## Compito assegnato 1
Secondo il testo fornito, quali due giocatori ricevono un cartellino giallo nello spazio di due secondi?

## Testo fornito
Uno il gol incassato, ad un minuto dalla fine dei tempi regolamentari. Nella capitale si è dipanato lo stesso copione del big match dello Juventus Stadium, con Nainggolan al posto di Zaza a siglare la rete beffa. Quella maledetta rete di Torino, quella che ha spaccato in due la squadra sul piano emotivo. Ha fatto riaffiorare paure, insicurezze latenti. Come prendere un foglio bianco sul quale hai scritto il tuo desiderio più intimo e strapparlo in due. Pensate quanto faccia male sentire il rumore di quel foglio che si strappa. Che diventa una carta accartocciata. Un suono che è riecheggiato nelle teste degli azzurri, mentre vedevano la vecchia signora allontanarsi inesorabilmente. Gli affanni del cuore fanno più male del fuoco rovente sulla pelle.

Due cartellini gialli nello spazio di due secondi. Prima Koulibaly, poi Ghoulam. La decisione di Orsato è giusta, giustissima. Resta lo spazio per una riflessione. Se i protagonisti fossero stati, senza fare nomi, Bonucci e Chiellini la decisione sarebbe stata la stessa? Quanta discrezionalità vige ancora nel modo arbitrale? Che abisso esiste tra un Orsato ed i vari Rizzoli, Rocchi, Mazzoleni ed il resto della banda degli ammalati di sudditanza psicologiche verso le maglie a strisce?

## Righe

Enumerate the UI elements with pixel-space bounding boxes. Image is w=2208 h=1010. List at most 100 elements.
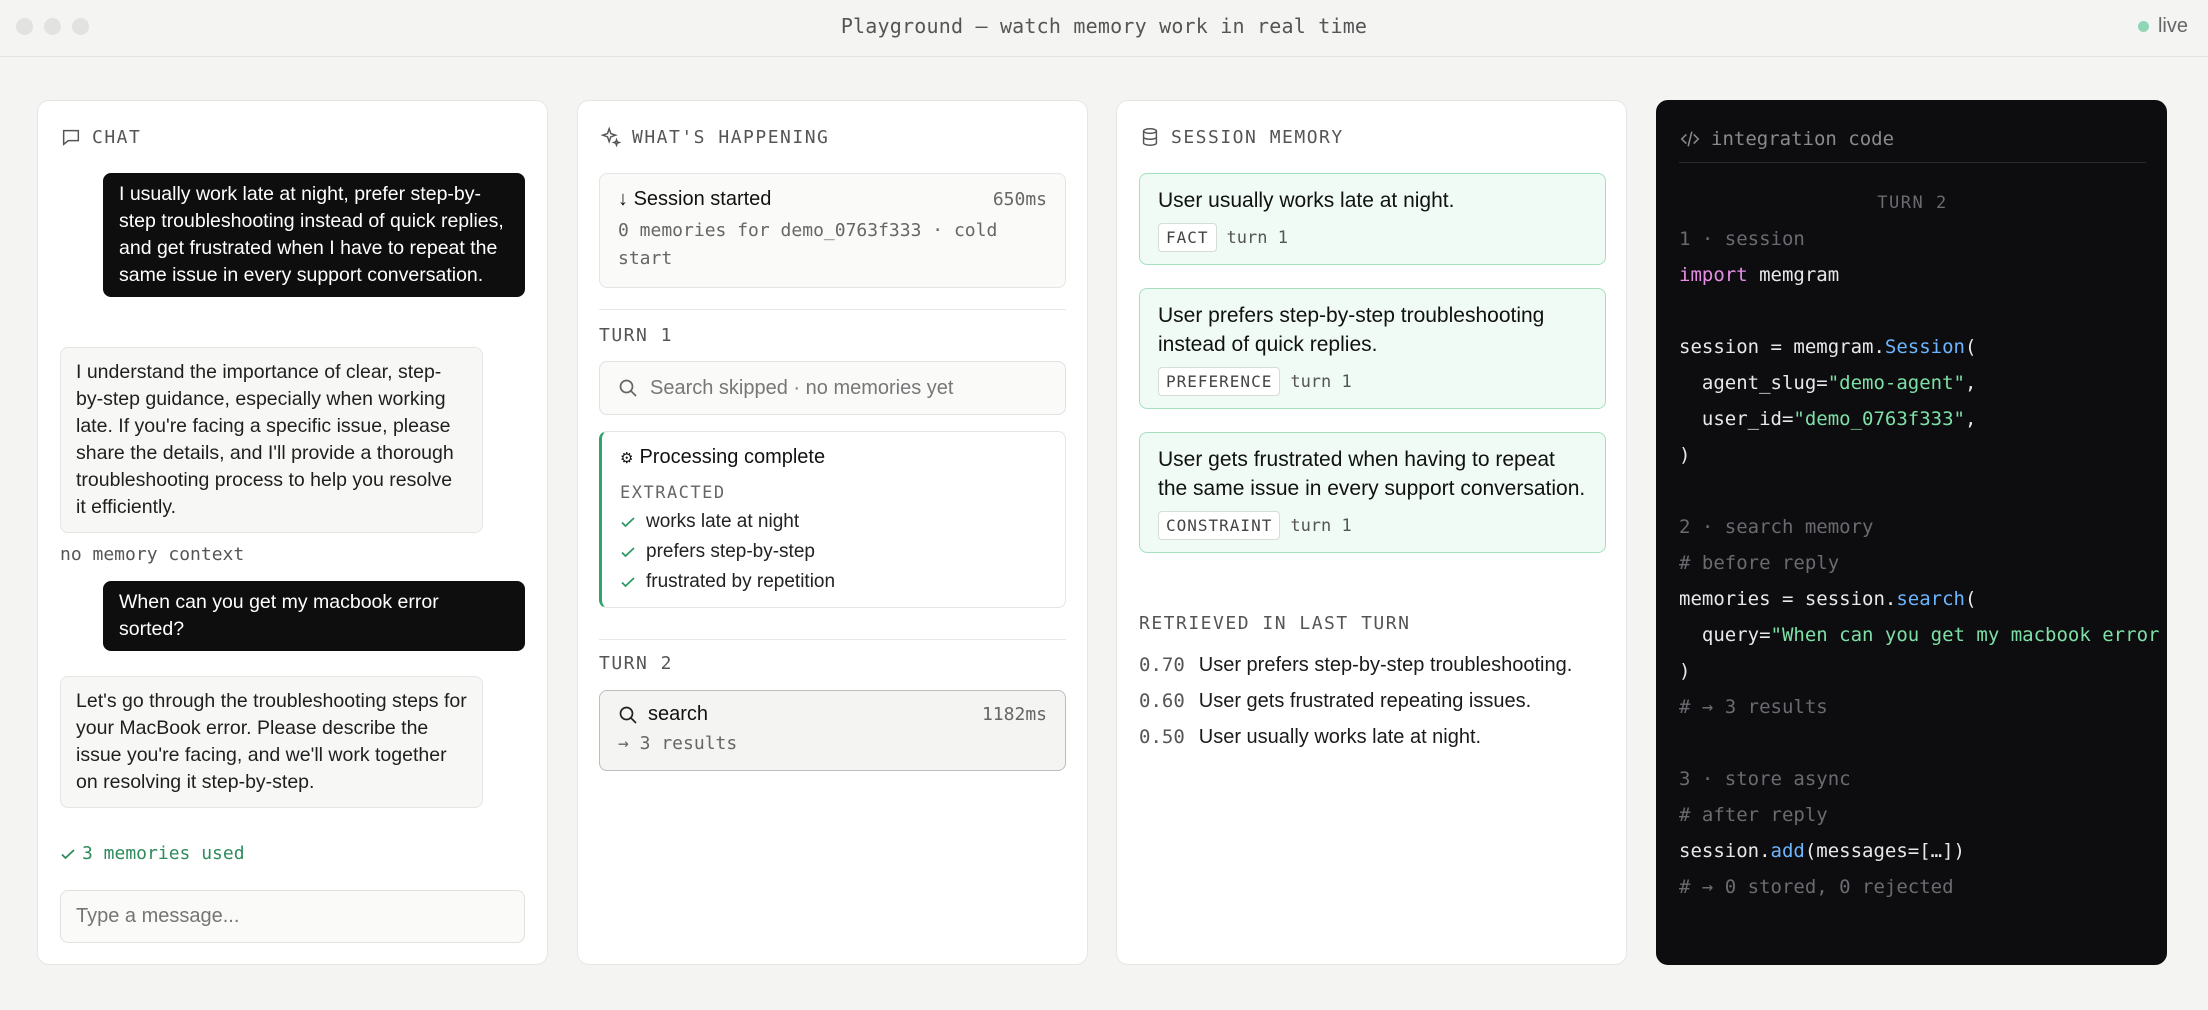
code-comment: # → 0 stored, 0 rejected	[1679, 876, 1954, 898]
memory-text: User gets frustrated when having to repe…	[1158, 448, 1586, 500]
session-memory-header: SESSION MEMORY	[1139, 126, 1344, 148]
memory-text: User usually works late at night.	[1158, 189, 1455, 212]
user-message: I usually work late at night, prefer ste…	[103, 173, 525, 297]
user-message: When can you get my macbook error sorted…	[103, 581, 525, 651]
session-started-detail: 0 memories for demo_0763f333 · cold star…	[618, 220, 998, 269]
memory-turn: turn 1	[1226, 227, 1288, 248]
search-skipped-text: Search skipped · no memories yet	[650, 376, 954, 399]
extracted-item: frustrated by repetition	[620, 571, 1047, 593]
search-icon	[619, 379, 637, 397]
code-comment: # → 3 results	[1679, 696, 1828, 718]
retrieved-label: RETRIEVED IN LAST TURN	[1139, 613, 1411, 634]
assistant-message: Let's go through the troubleshooting ste…	[60, 676, 483, 808]
memory-turn: turn 1	[1290, 515, 1352, 536]
session-started-title: ↓ Session started	[618, 188, 771, 211]
chat-header: CHAT	[60, 126, 141, 148]
live-dot-icon	[2137, 21, 2149, 32]
assistant-message: I understand the importance of clear, st…	[60, 347, 483, 533]
code-line: )	[1679, 444, 1691, 466]
memory-tag: CONSTRAINT	[1158, 511, 1281, 540]
session-memory-label: SESSION MEMORY	[1171, 126, 1344, 148]
whats-happening-panel: WHAT'S HAPPENING ↓ Session started 650ms…	[577, 100, 1088, 965]
live-status: live	[2137, 15, 2188, 38]
integration-code-panel: integration code TURN 2 1 · session impo…	[1656, 100, 2167, 965]
retrieved-row: 0.60 User gets frustrated repeating issu…	[1139, 690, 1531, 713]
divider	[599, 309, 1066, 310]
turn-1-label: TURN 1	[599, 325, 674, 346]
retrieved-text: User prefers step-by-step troubleshootin…	[1198, 654, 1573, 676]
memory-text: User prefers step-by-step troubleshootin…	[1158, 304, 1545, 356]
whats-happening-label: WHAT'S HAPPENING	[632, 126, 830, 148]
memory-card: User usually works late at night. FACT t…	[1139, 173, 1606, 265]
extracted-item-text: frustrated by repetition	[646, 571, 836, 592]
chat-header-label: CHAT	[92, 126, 142, 148]
search-event-title: search	[618, 703, 708, 726]
retrieved-score: 0.70	[1139, 654, 1185, 676]
search-skipped-card: Search skipped · no memories yet	[599, 361, 1066, 415]
code-comment: # after reply	[1679, 804, 1828, 826]
memories-used-label: 3 memories used	[60, 843, 245, 864]
memory-tag: PREFERENCE	[1158, 367, 1281, 396]
message-input[interactable]	[60, 890, 525, 943]
session-memory-panel: SESSION MEMORY User usually works late a…	[1116, 100, 1627, 965]
live-label: live	[2157, 15, 2188, 37]
code-string: "demo-agent"	[1827, 372, 1965, 394]
arrow-down-icon: ↓	[618, 188, 634, 210]
search-icon	[619, 706, 637, 724]
code-step-label: 1 · session	[1679, 228, 1805, 250]
no-memory-context-label: no memory context	[60, 544, 245, 565]
turn-2-label: TURN 2	[599, 653, 674, 674]
memory-card: User prefers step-by-step troubleshootin…	[1139, 288, 1606, 409]
title-bar: Playground — watch memory work in real t…	[0, 0, 2208, 57]
code-line: session.add(messages=[…])	[1679, 840, 1965, 862]
extracted-item: prefers step-by-step	[620, 541, 1047, 563]
search-event-results: → 3 results	[618, 733, 738, 754]
code-line: session = memgram.Session(	[1679, 336, 1977, 358]
retrieved-row: 0.50 User usually works late at night.	[1139, 726, 1481, 749]
extracted-item-text: prefers step-by-step	[646, 541, 815, 562]
memory-turn: turn 1	[1290, 371, 1352, 392]
code-icon	[1680, 131, 1700, 147]
code-line: )	[1679, 660, 1691, 682]
code-block: TURN 2 1 · session import memgram sessio…	[1679, 185, 2169, 905]
retrieved-score: 0.60	[1139, 690, 1185, 712]
divider	[599, 639, 1066, 640]
check-icon	[61, 848, 75, 859]
session-started-card: ↓ Session started 650ms 0 memories for d…	[599, 173, 1066, 288]
code-step-label: 2 · search memory	[1679, 516, 1874, 538]
code-header: integration code	[1679, 128, 2146, 163]
memory-card: User gets frustrated when having to repe…	[1139, 432, 1606, 553]
memory-tag: FACT	[1158, 223, 1217, 252]
code-line: import memgram	[1679, 264, 1840, 286]
code-line: memories = session.search(	[1679, 588, 1977, 610]
check-icon	[621, 517, 635, 528]
processing-complete-text: Processing complete	[639, 446, 826, 468]
search-event-text: search	[648, 703, 709, 725]
gear-icon: ⚙	[620, 449, 634, 467]
chat-panel: CHAT I usually work late at night, prefe…	[37, 100, 548, 965]
code-turn-label: TURN 2	[1877, 193, 1948, 213]
retrieved-text: User usually works late at night.	[1198, 726, 1482, 748]
processing-complete-title: ⚙ Processing complete	[620, 446, 1047, 469]
extracted-label: EXTRACTED	[620, 483, 726, 503]
search-event-card[interactable]: search 1182ms → 3 results	[599, 690, 1066, 771]
processing-complete-card: ⚙ Processing complete EXTRACTED works la…	[599, 431, 1066, 608]
extracted-item-text: works late at night	[646, 511, 800, 532]
chat-bubble-icon	[62, 129, 80, 146]
code-line: agent_slug="demo-agent",	[1679, 372, 1977, 394]
session-started-text: Session started	[633, 188, 772, 210]
retrieved-text: User gets frustrated repeating issues.	[1198, 690, 1532, 712]
code-step-label: 3 · store async	[1679, 768, 1851, 790]
code-line: user_id="demo_0763f333",	[1679, 408, 1977, 430]
memories-used-text: 3 memories used	[82, 843, 245, 864]
window-title: Playground — watch memory work in real t…	[840, 14, 1368, 38]
search-event-time: 1182ms	[981, 704, 1047, 725]
code-header-label: integration code	[1711, 128, 1895, 150]
code-string: "When can you get my macbook error sorte…	[1770, 624, 2160, 646]
check-icon	[621, 577, 635, 588]
database-icon	[1142, 128, 1158, 146]
code-comment: # before reply	[1679, 552, 1840, 574]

## Compito assegnato 2
Duplica le righe dei record dalla riga che contiene "code-comment: # → 0" fino alla riga che contiene "code-comment: # → 3", inclusa.

## Risposta corretta 1
Koulibaly e Ghoulam.

## Risposta corretta 2
code-comment: # → 0 stored, 0 rejected	[1679, 876, 1954, 898]
memory-text: User gets frustrated when having to repe…	[1158, 448, 1586, 500]
session-memory-header: SESSION MEMORY	[1139, 126, 1344, 148]
memory-text: User usually works late at night.	[1158, 189, 1455, 212]
user-message: I usually work late at night, prefer ste…	[103, 173, 525, 297]
user-message: When can you get my macbook error sorted…	[103, 581, 525, 651]
session-started-detail: 0 memories for demo_0763f333 · cold star…	[618, 220, 998, 269]
memory-turn: turn 1	[1226, 227, 1288, 248]
search-skipped-text: Search skipped · no memories yet	[650, 376, 954, 399]
extracted-item: frustrated by repetition	[620, 571, 1047, 593]
search-icon	[619, 379, 637, 397]
code-comment: # → 3 results	[1679, 696, 1828, 718]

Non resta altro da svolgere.